═════ Task input ═════

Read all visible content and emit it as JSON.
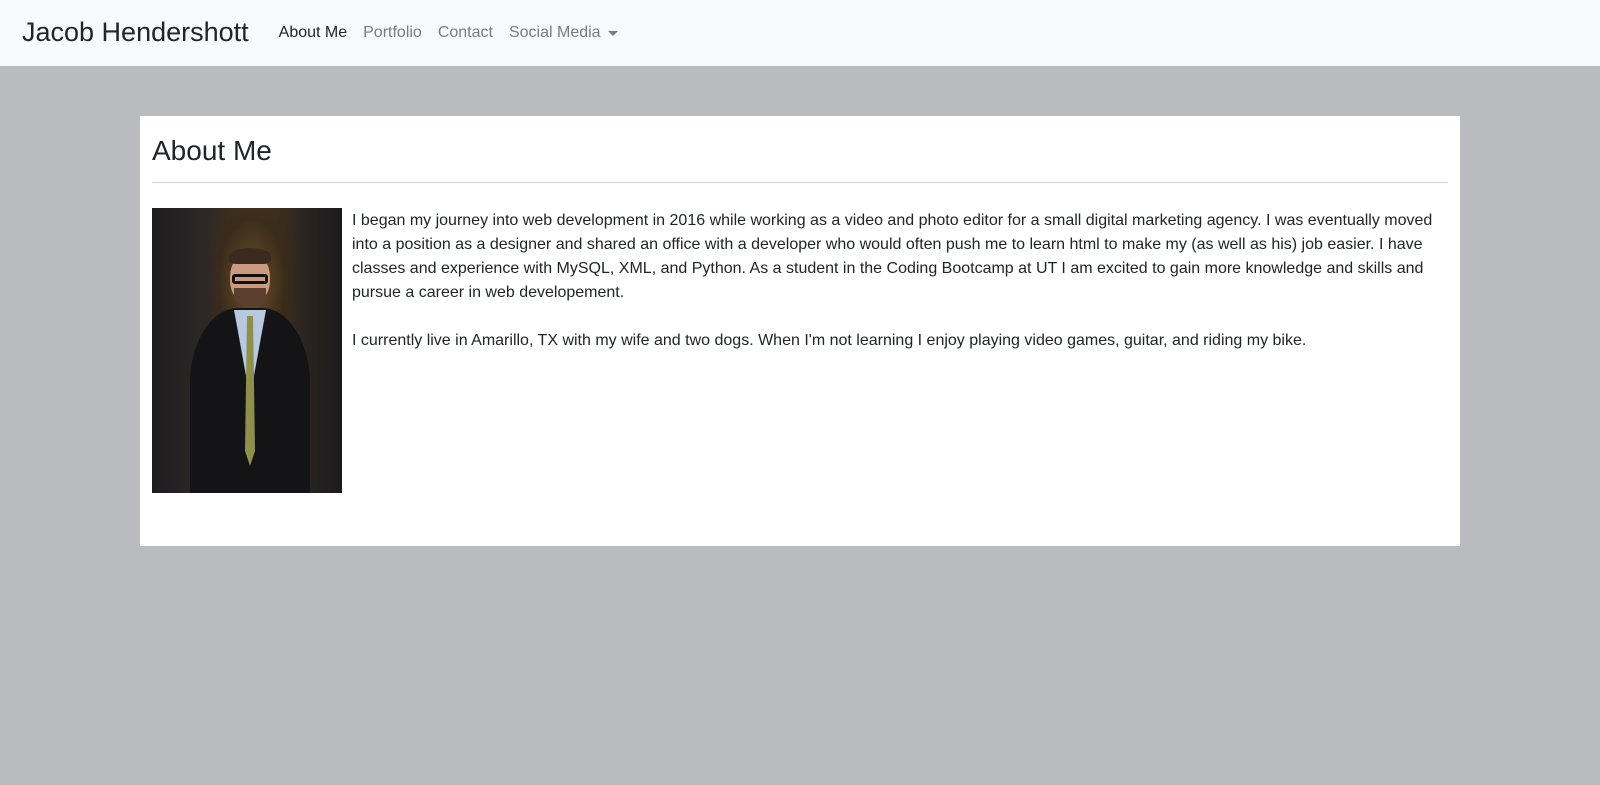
{
  "navbar": {
    "brand": "Jacob Hendershott",
    "links": [
      {
        "label": "About Me"
      },
      {
        "label": "Portfolio"
      },
      {
        "label": "Contact"
      },
      {
        "label": "Social Media"
      }
    ]
  },
  "about": {
    "heading": "About Me",
    "photo_alt": "Portrait photo",
    "paragraphs": [
      "I began my journey into web development in 2016 while working as a video and photo editor for a small digital marketing agency. I was eventually moved into a position as a designer and shared an office with a developer who would often push me to learn html to make my (as well as his) job easier. I have classes and experience with MySQL, XML, and Python. As a student in the Coding Bootcamp at UT I am excited to gain more knowledge and skills and pursue a career in web developement.",
      "I currently live in Amarillo, TX with my wife and two dogs. When I'm not learning I enjoy playing video games, guitar, and riding my bike."
    ]
  },
  "icons": {
    "dropdown": "chevron-down-icon"
  },
  "colors": {
    "page_background": "#babbbf",
    "navbar_background": "#f8f9fa",
    "card_background": "#ffffff",
    "active_link": "#212529",
    "inactive_link": "#7a7c80"
  }
}
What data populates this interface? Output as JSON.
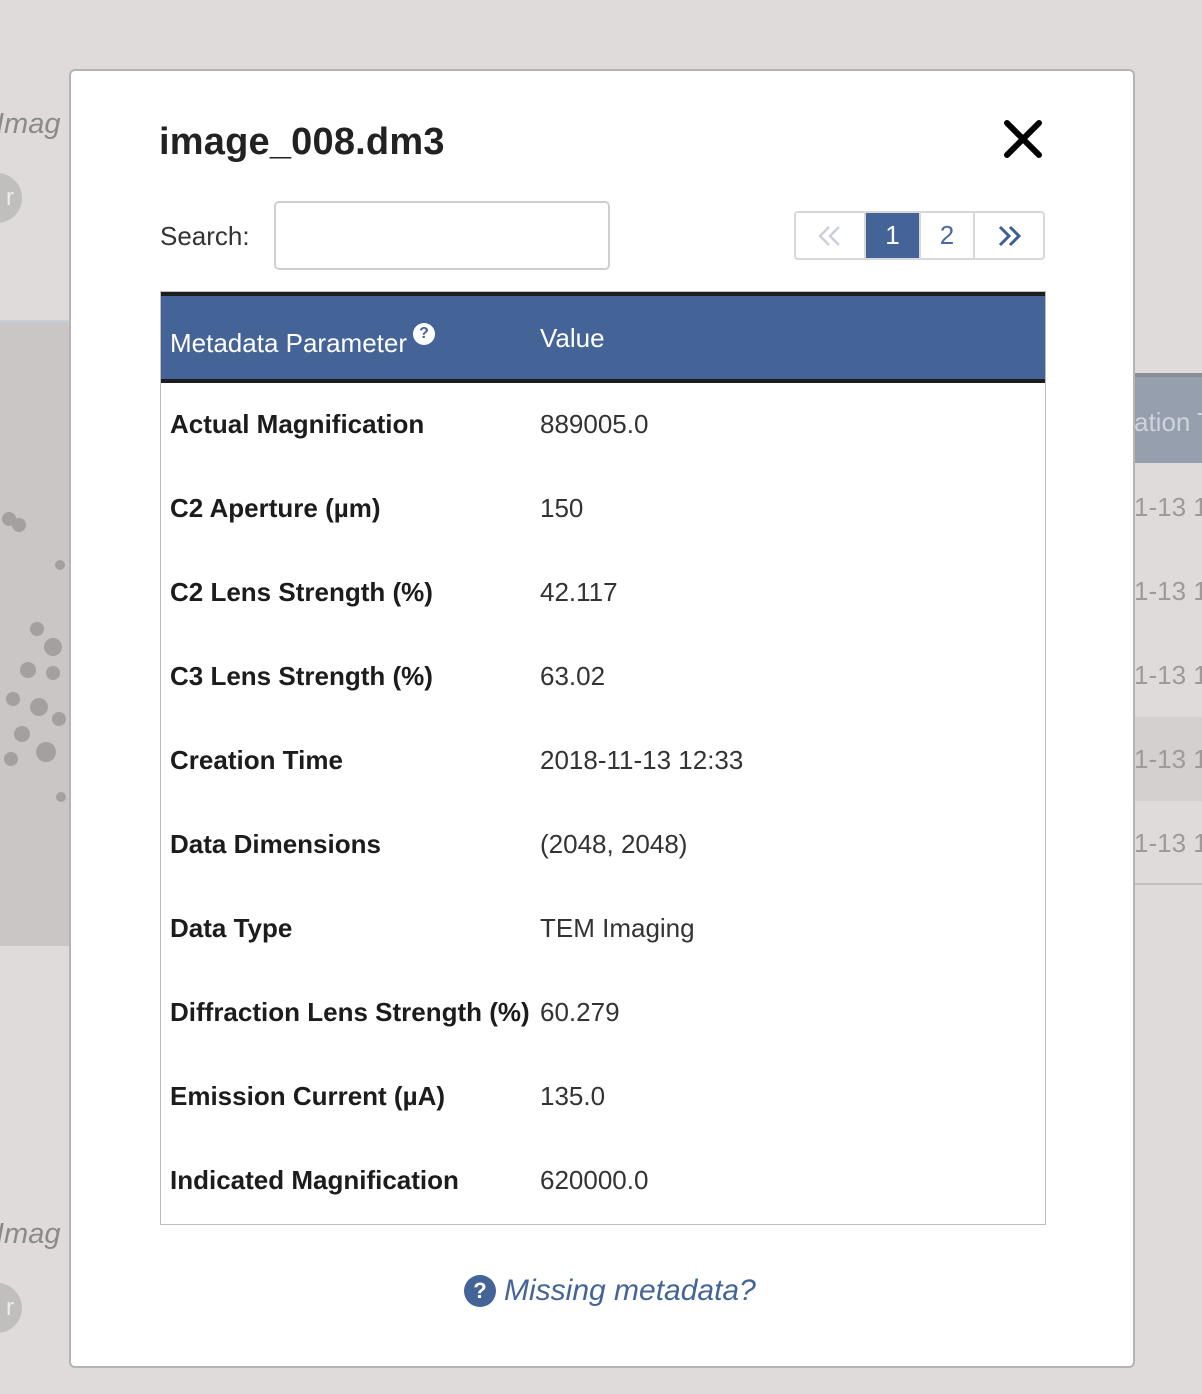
{
  "background": {
    "label_fragment": "Imag",
    "avatar_letter": "r",
    "table_header_fragment": "ation T",
    "cell_fragments": [
      "1-13 1",
      "1-13 1",
      "1-13 1",
      "1-13 1",
      "1-13 1"
    ]
  },
  "modal": {
    "title": "image_008.dm3",
    "search": {
      "label": "Search:",
      "value": "",
      "placeholder": ""
    },
    "pagination": {
      "first_icon": "double-chevron-left-icon",
      "pages": [
        "1",
        "2"
      ],
      "active_page": "1",
      "last_icon": "double-chevron-right-icon"
    },
    "table": {
      "headers": {
        "parameter": "Metadata Parameter",
        "value": "Value",
        "help_glyph": "?"
      },
      "rows": [
        {
          "parameter": "Actual Magnification",
          "value": "889005.0"
        },
        {
          "parameter": "C2 Aperture (µm)",
          "value": "150"
        },
        {
          "parameter": "C2 Lens Strength (%)",
          "value": "42.117"
        },
        {
          "parameter": "C3 Lens Strength (%)",
          "value": "63.02"
        },
        {
          "parameter": "Creation Time",
          "value": "2018-11-13 12:33"
        },
        {
          "parameter": "Data Dimensions",
          "value": "(2048, 2048)"
        },
        {
          "parameter": "Data Type",
          "value": "TEM Imaging"
        },
        {
          "parameter": "Diffraction Lens Strength (%)",
          "value": "60.279"
        },
        {
          "parameter": "Emission Current (µA)",
          "value": "135.0"
        },
        {
          "parameter": "Indicated Magnification",
          "value": "620000.0"
        }
      ]
    },
    "missing_link": {
      "glyph": "?",
      "text": "Missing metadata?"
    }
  },
  "colors": {
    "accent": "#446498",
    "backdrop": "#dedbda",
    "header_border": "#1d1d1d"
  }
}
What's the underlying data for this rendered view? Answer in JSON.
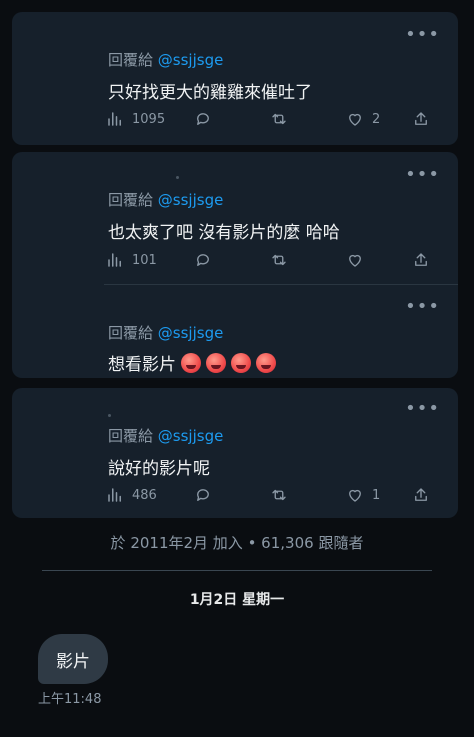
{
  "tweets": [
    {
      "reply_prefix": "回覆給",
      "handle": "@ssjjsge",
      "text": "只好找更大的雞雞來催吐了",
      "views": "1095",
      "retweets": "",
      "likes": "2"
    },
    {
      "reply_prefix": "回覆給",
      "handle": "@ssjjsge",
      "text": "也太爽了吧 沒有影片的麼 哈哈",
      "views": "101",
      "retweets": "",
      "likes": ""
    },
    {
      "reply_prefix": "回覆給",
      "handle": "@ssjjsge",
      "text": "想看影片",
      "emoji_count": 4,
      "emoji_name": "hot-face-emoji"
    },
    {
      "reply_prefix": "回覆給",
      "handle": "@ssjjsge",
      "text": "說好的影片呢",
      "views": "486",
      "retweets": "",
      "likes": "1"
    }
  ],
  "profile": {
    "joined_text": "於 2011年2月 加入 • 61,306 跟隨者"
  },
  "chat": {
    "date_label": "1月2日 星期一",
    "messages": [
      {
        "text": "影片",
        "time": "上午11:48"
      }
    ]
  },
  "icons": {
    "more": "more-icon",
    "views": "views-icon",
    "reply": "reply-icon",
    "retweet": "retweet-icon",
    "like": "like-icon",
    "share": "share-icon"
  },
  "colors": {
    "background": "#0a0d11",
    "card": "#16202b",
    "handle": "#1d9bf0",
    "muted": "#8b98a5",
    "bubble": "#2f3a45"
  }
}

═════

### What the task asks:
Where a line of the entries contains the word "more", copy that line.

### Result:
      "I began my journey into web development in 2016 while working as a video and photo editor for a small digital marketing agency. I was eventually moved into a position as a designer and shared an office with a developer who would often push me to learn html to make my (as well as his) job easier. I have classes and experience with MySQL, XML, and Python. As a student in the Coding Bootcamp at UT I am excited to gain more knowledge and skills and pursue a career in web developement.",
    "more": "more-icon",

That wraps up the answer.